WHAT THE EXERCISE ASKS — Search the listing below for the string "辣椒致死量" and copy every line where it occurs.

════════════════════

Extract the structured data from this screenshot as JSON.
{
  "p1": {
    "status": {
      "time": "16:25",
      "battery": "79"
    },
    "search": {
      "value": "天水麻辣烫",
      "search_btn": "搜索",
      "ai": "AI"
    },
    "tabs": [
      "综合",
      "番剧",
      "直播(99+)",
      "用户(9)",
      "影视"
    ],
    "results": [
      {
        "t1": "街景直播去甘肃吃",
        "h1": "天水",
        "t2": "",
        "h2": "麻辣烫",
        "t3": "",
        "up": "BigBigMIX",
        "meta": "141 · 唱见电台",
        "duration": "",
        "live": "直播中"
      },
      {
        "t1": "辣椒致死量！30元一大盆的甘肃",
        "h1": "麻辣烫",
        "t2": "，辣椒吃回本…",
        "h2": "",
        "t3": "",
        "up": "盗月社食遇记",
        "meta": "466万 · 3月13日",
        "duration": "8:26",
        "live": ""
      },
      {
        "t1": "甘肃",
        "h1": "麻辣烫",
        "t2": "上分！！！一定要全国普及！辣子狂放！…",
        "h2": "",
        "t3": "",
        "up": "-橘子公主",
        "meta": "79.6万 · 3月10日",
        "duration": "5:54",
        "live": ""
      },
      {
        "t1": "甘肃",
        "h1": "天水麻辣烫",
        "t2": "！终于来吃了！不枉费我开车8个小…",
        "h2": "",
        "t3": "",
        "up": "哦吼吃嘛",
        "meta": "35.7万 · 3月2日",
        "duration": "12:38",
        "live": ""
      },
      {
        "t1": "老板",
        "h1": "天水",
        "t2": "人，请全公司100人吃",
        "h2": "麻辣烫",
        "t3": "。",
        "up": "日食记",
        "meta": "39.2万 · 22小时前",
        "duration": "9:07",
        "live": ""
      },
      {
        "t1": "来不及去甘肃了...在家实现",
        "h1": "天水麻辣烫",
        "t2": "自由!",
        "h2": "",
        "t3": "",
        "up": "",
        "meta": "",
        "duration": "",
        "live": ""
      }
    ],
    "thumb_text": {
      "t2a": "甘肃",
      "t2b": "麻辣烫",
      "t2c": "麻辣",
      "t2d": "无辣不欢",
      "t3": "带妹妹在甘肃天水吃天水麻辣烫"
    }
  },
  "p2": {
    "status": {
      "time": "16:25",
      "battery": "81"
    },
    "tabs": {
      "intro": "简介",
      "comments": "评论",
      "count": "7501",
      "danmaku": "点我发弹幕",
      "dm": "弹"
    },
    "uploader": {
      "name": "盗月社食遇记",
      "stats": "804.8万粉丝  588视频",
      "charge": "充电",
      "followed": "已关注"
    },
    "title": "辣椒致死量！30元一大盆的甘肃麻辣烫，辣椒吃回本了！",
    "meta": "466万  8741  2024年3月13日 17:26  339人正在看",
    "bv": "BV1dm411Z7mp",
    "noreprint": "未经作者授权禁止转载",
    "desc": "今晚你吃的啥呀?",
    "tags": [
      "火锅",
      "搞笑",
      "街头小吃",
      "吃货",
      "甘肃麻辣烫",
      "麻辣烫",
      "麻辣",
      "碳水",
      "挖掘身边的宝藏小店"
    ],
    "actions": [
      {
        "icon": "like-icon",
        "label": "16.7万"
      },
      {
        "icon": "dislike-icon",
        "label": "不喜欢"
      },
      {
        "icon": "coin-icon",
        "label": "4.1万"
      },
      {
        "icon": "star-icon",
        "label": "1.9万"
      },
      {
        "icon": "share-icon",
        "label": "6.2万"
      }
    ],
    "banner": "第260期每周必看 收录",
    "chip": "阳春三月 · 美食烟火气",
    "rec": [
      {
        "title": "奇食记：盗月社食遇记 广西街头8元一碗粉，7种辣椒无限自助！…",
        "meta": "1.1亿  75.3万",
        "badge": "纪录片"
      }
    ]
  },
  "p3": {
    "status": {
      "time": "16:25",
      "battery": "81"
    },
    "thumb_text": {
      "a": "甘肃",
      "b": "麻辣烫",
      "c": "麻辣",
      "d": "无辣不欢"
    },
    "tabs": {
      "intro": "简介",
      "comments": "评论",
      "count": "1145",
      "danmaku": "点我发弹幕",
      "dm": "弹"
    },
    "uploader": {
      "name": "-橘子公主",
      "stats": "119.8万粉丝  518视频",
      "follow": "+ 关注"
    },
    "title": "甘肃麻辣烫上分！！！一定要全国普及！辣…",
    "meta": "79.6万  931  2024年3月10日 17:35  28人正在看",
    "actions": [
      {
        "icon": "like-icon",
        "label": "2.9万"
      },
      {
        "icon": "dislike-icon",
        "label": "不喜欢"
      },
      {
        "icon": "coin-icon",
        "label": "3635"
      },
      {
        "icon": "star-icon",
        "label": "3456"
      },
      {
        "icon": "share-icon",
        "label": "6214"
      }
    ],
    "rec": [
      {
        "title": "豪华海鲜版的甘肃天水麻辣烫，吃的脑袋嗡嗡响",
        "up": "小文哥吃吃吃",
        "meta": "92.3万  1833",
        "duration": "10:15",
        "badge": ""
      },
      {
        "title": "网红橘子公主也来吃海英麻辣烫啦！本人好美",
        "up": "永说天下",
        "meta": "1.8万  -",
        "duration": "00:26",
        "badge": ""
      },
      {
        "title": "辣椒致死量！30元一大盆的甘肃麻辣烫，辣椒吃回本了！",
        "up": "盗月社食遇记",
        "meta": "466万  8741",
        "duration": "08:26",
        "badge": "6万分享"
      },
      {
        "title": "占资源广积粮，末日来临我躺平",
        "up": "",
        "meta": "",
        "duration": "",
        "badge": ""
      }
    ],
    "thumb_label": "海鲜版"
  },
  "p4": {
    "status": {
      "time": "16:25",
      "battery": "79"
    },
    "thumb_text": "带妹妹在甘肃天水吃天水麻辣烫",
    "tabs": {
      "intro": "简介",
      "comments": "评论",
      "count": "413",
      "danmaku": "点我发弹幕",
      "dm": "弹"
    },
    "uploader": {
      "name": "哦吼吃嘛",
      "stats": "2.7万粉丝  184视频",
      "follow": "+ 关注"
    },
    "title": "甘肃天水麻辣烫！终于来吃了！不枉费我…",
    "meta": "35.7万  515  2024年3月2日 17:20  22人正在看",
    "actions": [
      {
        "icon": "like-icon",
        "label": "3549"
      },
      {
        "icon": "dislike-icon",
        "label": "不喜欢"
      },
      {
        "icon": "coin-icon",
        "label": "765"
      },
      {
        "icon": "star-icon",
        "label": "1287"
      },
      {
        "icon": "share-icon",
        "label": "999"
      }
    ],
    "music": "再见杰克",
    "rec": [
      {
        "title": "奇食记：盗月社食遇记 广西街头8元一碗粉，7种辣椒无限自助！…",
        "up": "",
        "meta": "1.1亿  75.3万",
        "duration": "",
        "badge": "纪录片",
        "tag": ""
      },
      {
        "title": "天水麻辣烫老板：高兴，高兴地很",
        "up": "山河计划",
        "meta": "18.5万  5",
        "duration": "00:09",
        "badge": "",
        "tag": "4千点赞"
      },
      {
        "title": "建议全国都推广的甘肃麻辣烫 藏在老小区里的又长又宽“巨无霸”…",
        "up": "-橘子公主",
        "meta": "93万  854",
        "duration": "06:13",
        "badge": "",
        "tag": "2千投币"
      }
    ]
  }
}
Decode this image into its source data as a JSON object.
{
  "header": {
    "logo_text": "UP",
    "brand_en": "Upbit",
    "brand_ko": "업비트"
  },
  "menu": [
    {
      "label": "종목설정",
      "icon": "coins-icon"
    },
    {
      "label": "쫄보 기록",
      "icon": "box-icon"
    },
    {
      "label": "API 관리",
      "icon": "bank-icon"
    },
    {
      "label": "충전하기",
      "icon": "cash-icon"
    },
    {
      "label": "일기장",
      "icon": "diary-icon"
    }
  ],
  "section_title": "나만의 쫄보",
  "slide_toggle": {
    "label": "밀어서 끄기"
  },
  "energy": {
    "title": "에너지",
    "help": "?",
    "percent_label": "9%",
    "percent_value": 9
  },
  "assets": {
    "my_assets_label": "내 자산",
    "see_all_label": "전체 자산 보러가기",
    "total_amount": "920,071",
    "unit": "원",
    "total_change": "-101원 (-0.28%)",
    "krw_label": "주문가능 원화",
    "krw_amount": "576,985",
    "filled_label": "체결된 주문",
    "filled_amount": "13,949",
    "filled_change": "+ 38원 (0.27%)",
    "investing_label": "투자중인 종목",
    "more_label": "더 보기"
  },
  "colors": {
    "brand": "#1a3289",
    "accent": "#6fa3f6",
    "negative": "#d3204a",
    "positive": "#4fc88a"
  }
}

════════════════════

OUTPUT —
        "t1": "辣椒致死量！30元一大盆的甘肃",
    "title": "辣椒致死量！30元一大盆的甘肃麻辣烫，辣椒吃回本了！",
        "title": "辣椒致死量！30元一大盆的甘肃麻辣烫，辣椒吃回本了！",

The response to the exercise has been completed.